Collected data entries
────────────────────

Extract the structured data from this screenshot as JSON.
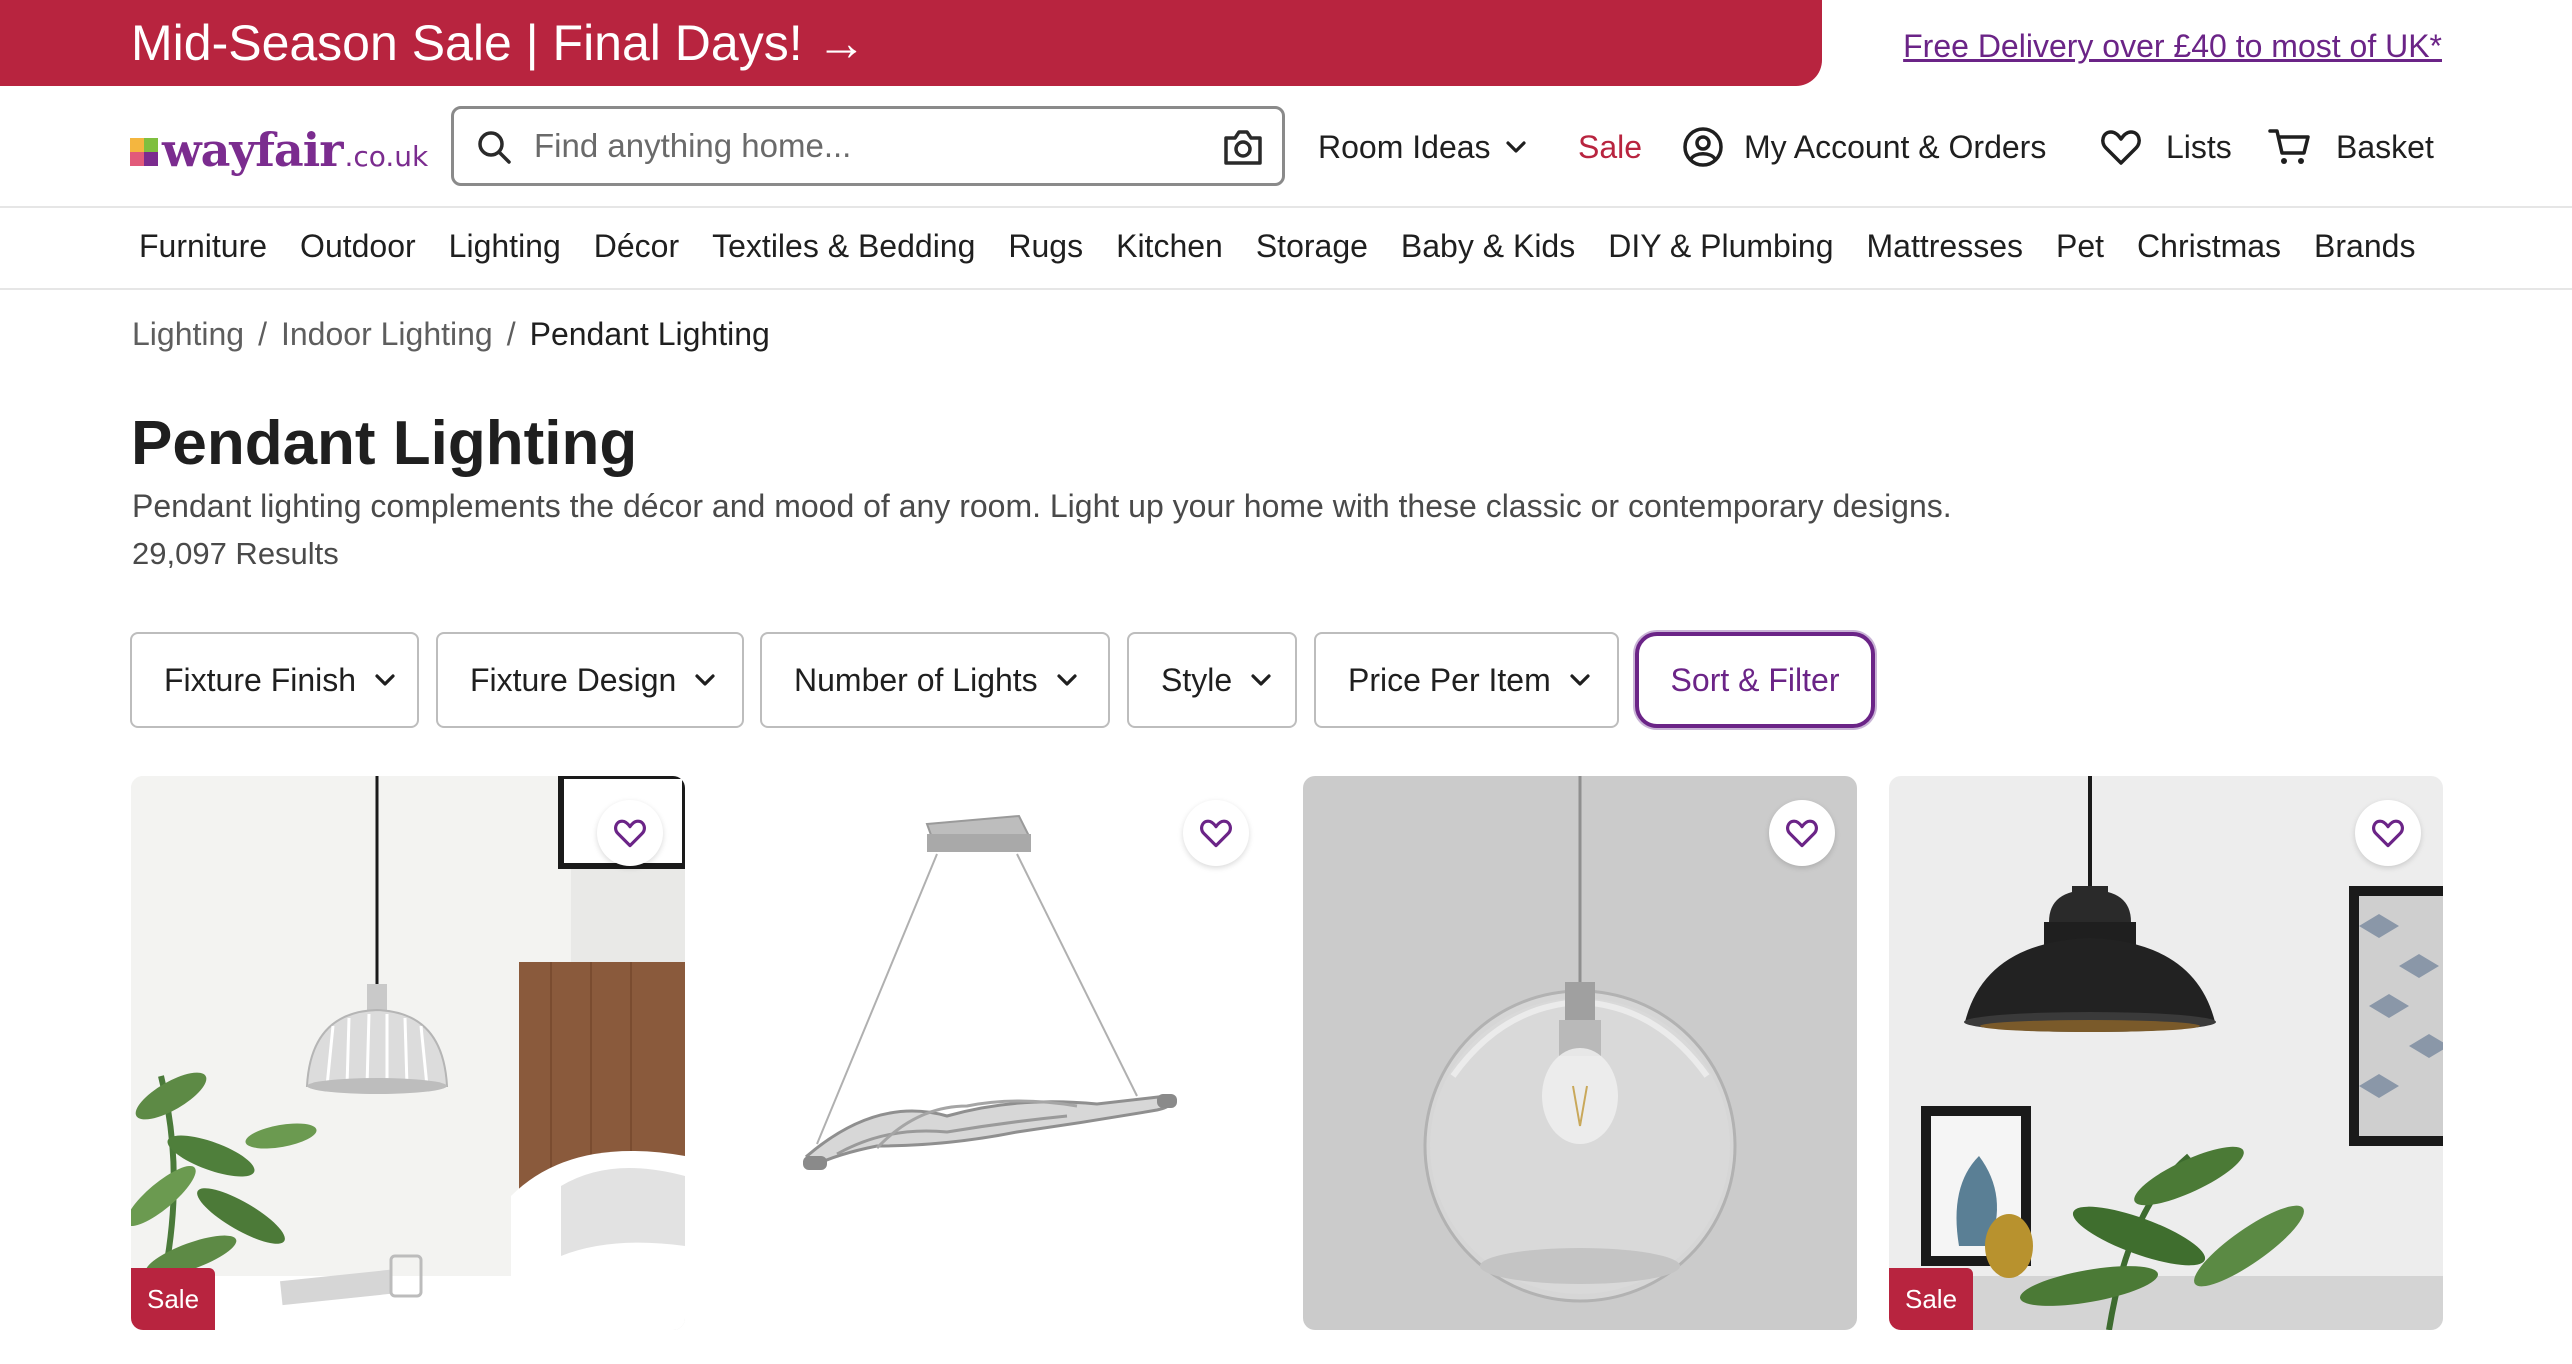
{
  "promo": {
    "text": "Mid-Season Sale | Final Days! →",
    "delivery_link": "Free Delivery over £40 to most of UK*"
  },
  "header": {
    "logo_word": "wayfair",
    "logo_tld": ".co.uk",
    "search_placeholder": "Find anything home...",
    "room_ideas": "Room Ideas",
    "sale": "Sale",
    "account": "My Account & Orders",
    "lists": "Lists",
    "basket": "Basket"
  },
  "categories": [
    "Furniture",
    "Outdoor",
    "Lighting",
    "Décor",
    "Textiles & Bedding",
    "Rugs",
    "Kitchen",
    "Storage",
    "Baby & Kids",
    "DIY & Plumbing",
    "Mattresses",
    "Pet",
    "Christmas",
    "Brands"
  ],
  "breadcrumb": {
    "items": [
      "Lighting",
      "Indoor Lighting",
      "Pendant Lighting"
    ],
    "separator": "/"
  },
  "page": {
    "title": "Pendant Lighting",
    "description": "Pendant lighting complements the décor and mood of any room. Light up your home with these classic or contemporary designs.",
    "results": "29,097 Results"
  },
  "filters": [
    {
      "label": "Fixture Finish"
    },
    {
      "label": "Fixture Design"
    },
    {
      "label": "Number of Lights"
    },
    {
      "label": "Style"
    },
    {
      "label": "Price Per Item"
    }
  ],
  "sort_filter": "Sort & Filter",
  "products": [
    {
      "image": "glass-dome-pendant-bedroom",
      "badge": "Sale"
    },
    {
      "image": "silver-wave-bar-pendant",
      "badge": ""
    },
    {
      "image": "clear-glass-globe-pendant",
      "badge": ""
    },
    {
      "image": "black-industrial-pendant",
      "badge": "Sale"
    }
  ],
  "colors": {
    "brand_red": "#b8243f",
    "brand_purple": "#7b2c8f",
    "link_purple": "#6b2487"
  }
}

────────────────────

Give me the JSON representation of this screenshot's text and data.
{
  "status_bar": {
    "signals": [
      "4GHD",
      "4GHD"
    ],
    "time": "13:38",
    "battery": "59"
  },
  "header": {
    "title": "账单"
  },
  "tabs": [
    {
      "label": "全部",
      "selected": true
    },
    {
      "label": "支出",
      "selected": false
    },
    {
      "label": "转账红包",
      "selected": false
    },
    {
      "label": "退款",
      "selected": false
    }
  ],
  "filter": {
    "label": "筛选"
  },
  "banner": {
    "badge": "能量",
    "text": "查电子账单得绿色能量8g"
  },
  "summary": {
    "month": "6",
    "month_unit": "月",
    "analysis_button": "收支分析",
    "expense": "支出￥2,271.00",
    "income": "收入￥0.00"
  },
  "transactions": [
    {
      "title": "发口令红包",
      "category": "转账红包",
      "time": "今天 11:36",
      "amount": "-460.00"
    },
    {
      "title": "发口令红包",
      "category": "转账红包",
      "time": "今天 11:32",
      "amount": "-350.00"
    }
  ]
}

────────────────────

- **Written instruction**
Go through the listing above and report how many of its lines contain the word "Fixture", with only the number as output.

- **Correct result**
2